▶ [Provided records]:
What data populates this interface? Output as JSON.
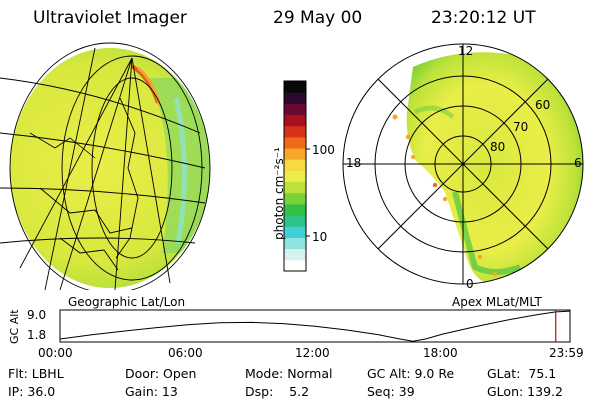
{
  "header": {
    "title": "Ultraviolet Imager",
    "date": "29 May 00",
    "time": "23:20:12 UT"
  },
  "left_panel": {
    "label": "Geographic Lat/Lon"
  },
  "right_panel": {
    "label": "Apex MLat/MLT",
    "mlt_labels": [
      "12",
      "18",
      "6",
      "0"
    ],
    "mlat_labels": [
      "60",
      "70",
      "80"
    ]
  },
  "colorbar": {
    "unit_label": "photon cm⁻²s⁻¹",
    "ticks": [
      "100",
      "10"
    ],
    "colors": [
      "#ffffff",
      "#d4f2ee",
      "#8fe3de",
      "#3fd0d6",
      "#2dc48a",
      "#36c043",
      "#7ad13a",
      "#bde23a",
      "#e9ee48",
      "#f6d944",
      "#f7a628",
      "#f0691a",
      "#d93018",
      "#a8101f",
      "#6b0a30",
      "#2a0930",
      "#080808"
    ]
  },
  "altitude_plot": {
    "ylabel": "GC Alt",
    "yticks": [
      "9.0",
      "1.8"
    ],
    "xticks": [
      "00:00",
      "06:00",
      "12:00",
      "18:00",
      "23:59"
    ],
    "ymin": 1.0,
    "ymax": 9.5,
    "series_hours": [
      0,
      1.5,
      3,
      4.5,
      6,
      7.5,
      9,
      10.5,
      12,
      13.5,
      15,
      16,
      16.6,
      17.2,
      18,
      19.5,
      21,
      22.5,
      23.33,
      24
    ],
    "series_alt": [
      1.8,
      2.9,
      3.9,
      4.8,
      5.6,
      6.1,
      6.2,
      5.9,
      5.2,
      4.2,
      2.9,
      1.8,
      1.2,
      1.8,
      3.1,
      5.0,
      6.8,
      8.3,
      9.0,
      9.2
    ],
    "current_hour": 23.33,
    "marker_color": "#cc0000"
  },
  "info": {
    "filter": "Flt: LBHL",
    "ip": "IP: 36.0",
    "door": "Door: Open",
    "gain": "Gain: 13",
    "mode": "Mode: Normal",
    "dsp": "Dsp:    5.2",
    "gc_alt": "GC Alt: 9.0 Re",
    "seq": "Seq: 39",
    "glat": "GLat:  75.1",
    "glon": "GLon: 139.2"
  }
}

▶ [What you will do]: Transcribe each line above verbatim, with the pictures left out.

▶ [Response to this exercise]:
What data populates this interface? Output as JSON.
{
  "header": {
    "title": "Ultraviolet Imager",
    "date": "29 May 00",
    "time": "23:20:12 UT"
  },
  "left_panel": {
    "label": "Geographic Lat/Lon"
  },
  "right_panel": {
    "label": "Apex MLat/MLT",
    "mlt_labels": [
      "12",
      "18",
      "6",
      "0"
    ],
    "mlat_labels": [
      "60",
      "70",
      "80"
    ]
  },
  "colorbar": {
    "unit_label": "photon cm⁻²s⁻¹",
    "ticks": [
      "100",
      "10"
    ],
    "colors": [
      "#ffffff",
      "#d4f2ee",
      "#8fe3de",
      "#3fd0d6",
      "#2dc48a",
      "#36c043",
      "#7ad13a",
      "#bde23a",
      "#e9ee48",
      "#f6d944",
      "#f7a628",
      "#f0691a",
      "#d93018",
      "#a8101f",
      "#6b0a30",
      "#2a0930",
      "#080808"
    ]
  },
  "altitude_plot": {
    "ylabel": "GC Alt",
    "yticks": [
      "9.0",
      "1.8"
    ],
    "xticks": [
      "00:00",
      "06:00",
      "12:00",
      "18:00",
      "23:59"
    ],
    "ymin": 1.0,
    "ymax": 9.5,
    "series_hours": [
      0,
      1.5,
      3,
      4.5,
      6,
      7.5,
      9,
      10.5,
      12,
      13.5,
      15,
      16,
      16.6,
      17.2,
      18,
      19.5,
      21,
      22.5,
      23.33,
      24
    ],
    "series_alt": [
      1.8,
      2.9,
      3.9,
      4.8,
      5.6,
      6.1,
      6.2,
      5.9,
      5.2,
      4.2,
      2.9,
      1.8,
      1.2,
      1.8,
      3.1,
      5.0,
      6.8,
      8.3,
      9.0,
      9.2
    ],
    "current_hour": 23.33,
    "marker_color": "#cc0000"
  },
  "info": {
    "filter": "Flt: LBHL",
    "ip": "IP: 36.0",
    "door": "Door: Open",
    "gain": "Gain: 13",
    "mode": "Mode: Normal",
    "dsp": "Dsp:    5.2",
    "gc_alt": "GC Alt: 9.0 Re",
    "seq": "Seq: 39",
    "glat": "GLat:  75.1",
    "glon": "GLon: 139.2"
  }
}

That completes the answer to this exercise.